- The request
Scan the data that follows and count the lines with the string "this"; answer with the count alone.

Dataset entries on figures
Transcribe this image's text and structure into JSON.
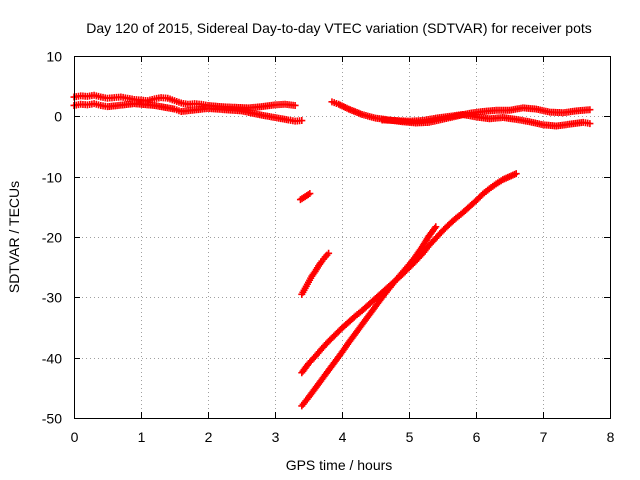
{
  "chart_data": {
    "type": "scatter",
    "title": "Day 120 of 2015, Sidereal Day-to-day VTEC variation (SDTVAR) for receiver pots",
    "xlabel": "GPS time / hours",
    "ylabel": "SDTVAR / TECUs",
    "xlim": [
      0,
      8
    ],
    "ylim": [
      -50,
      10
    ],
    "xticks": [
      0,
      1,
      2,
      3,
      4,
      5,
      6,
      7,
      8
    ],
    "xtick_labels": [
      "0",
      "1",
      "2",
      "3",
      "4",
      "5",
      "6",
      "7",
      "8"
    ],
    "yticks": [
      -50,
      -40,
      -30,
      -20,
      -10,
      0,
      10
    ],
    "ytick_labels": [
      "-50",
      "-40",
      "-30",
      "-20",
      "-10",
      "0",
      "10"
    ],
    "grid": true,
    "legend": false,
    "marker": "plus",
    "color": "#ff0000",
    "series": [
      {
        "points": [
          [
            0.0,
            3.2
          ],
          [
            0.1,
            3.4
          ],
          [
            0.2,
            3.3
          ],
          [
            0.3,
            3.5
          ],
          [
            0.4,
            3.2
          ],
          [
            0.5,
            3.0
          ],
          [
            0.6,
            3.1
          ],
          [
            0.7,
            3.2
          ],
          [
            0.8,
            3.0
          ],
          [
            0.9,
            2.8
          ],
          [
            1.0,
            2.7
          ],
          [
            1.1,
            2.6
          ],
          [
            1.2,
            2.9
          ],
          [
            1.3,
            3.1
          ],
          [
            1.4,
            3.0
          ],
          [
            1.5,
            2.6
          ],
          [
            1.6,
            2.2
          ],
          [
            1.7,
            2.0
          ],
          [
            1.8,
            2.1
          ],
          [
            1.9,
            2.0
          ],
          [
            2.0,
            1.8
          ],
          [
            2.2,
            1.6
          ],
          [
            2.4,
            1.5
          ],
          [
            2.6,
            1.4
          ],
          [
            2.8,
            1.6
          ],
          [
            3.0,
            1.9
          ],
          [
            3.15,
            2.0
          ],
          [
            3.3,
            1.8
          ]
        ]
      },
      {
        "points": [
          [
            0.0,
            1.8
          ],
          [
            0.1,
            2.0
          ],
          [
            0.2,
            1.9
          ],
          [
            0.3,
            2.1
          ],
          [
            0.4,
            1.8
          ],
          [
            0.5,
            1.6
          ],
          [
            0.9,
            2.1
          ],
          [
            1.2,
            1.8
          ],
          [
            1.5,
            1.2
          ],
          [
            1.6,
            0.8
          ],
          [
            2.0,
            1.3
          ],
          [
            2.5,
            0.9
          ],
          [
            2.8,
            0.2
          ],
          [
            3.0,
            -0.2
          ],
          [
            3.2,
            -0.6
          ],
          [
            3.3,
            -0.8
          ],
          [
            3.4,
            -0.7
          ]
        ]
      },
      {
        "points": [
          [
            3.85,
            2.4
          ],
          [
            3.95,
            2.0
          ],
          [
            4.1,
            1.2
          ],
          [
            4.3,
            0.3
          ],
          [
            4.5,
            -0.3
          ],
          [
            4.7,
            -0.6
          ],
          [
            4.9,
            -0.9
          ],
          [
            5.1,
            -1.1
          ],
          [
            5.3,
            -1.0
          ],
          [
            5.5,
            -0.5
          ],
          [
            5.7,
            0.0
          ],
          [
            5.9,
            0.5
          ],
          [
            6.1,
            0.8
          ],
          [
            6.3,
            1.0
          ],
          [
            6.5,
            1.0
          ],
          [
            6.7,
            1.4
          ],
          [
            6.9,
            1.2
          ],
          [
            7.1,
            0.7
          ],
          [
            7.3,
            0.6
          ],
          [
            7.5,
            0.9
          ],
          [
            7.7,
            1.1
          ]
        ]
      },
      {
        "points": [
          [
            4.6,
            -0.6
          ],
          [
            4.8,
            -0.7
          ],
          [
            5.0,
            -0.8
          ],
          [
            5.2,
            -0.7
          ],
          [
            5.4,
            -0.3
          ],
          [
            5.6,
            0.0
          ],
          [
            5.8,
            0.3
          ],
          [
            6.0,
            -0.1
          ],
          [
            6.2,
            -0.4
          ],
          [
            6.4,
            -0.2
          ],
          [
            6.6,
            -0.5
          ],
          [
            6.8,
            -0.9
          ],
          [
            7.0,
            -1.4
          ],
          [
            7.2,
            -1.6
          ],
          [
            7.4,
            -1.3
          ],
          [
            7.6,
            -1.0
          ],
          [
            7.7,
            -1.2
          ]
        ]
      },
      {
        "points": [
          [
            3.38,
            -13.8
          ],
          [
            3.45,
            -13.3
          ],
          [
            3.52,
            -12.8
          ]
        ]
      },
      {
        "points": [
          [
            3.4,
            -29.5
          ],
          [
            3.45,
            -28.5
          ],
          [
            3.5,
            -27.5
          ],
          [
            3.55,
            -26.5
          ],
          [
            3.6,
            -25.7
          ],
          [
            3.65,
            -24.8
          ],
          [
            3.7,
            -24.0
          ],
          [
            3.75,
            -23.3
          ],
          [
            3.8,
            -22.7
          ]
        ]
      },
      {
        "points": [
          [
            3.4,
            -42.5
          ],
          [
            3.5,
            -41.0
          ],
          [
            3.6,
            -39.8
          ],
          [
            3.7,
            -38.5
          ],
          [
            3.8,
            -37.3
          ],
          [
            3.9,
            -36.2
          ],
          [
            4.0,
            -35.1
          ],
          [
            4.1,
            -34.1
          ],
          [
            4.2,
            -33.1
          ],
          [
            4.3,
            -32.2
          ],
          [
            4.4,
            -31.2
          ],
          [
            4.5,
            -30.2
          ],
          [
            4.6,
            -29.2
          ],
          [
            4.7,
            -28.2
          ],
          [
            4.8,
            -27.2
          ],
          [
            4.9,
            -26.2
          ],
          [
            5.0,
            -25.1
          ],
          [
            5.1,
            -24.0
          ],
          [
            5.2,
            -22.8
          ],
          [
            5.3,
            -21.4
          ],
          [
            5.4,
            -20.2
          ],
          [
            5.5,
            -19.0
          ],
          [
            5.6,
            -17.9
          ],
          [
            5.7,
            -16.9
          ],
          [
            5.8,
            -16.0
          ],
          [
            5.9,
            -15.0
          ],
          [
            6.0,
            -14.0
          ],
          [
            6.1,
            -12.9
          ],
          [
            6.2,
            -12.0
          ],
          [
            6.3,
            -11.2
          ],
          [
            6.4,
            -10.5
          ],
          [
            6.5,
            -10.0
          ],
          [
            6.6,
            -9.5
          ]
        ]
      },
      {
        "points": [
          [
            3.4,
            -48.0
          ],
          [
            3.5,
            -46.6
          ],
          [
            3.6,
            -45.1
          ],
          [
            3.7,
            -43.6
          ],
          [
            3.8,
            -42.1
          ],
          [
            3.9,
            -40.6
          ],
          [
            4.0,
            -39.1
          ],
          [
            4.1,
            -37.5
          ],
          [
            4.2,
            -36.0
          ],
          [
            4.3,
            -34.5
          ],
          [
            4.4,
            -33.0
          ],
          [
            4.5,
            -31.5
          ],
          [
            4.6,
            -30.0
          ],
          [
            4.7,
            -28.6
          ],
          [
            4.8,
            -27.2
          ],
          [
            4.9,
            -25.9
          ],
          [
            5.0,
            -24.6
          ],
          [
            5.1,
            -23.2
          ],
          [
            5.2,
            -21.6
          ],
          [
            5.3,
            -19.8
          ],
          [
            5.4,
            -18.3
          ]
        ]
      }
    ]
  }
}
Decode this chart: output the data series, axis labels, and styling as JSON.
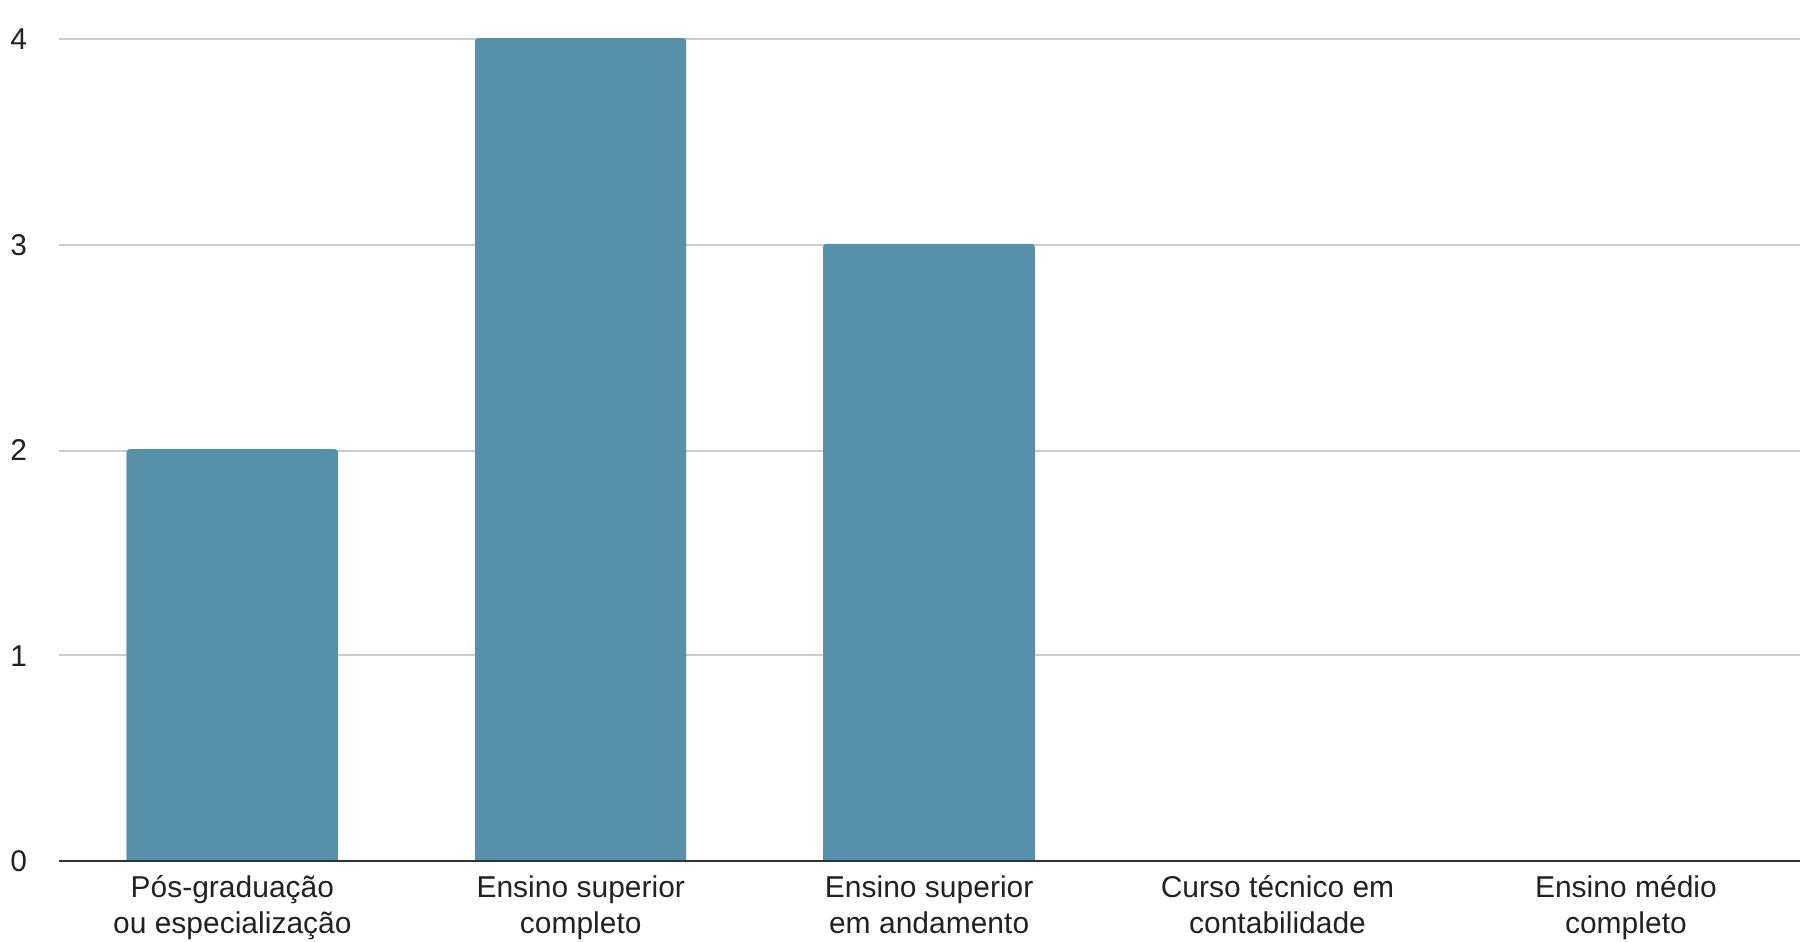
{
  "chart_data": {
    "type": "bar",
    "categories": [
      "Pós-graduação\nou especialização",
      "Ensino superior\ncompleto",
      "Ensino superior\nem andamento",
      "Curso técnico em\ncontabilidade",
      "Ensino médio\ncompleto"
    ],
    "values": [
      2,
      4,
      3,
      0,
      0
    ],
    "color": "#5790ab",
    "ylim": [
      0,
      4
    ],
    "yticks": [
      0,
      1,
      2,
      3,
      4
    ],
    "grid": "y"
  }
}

- The solution
2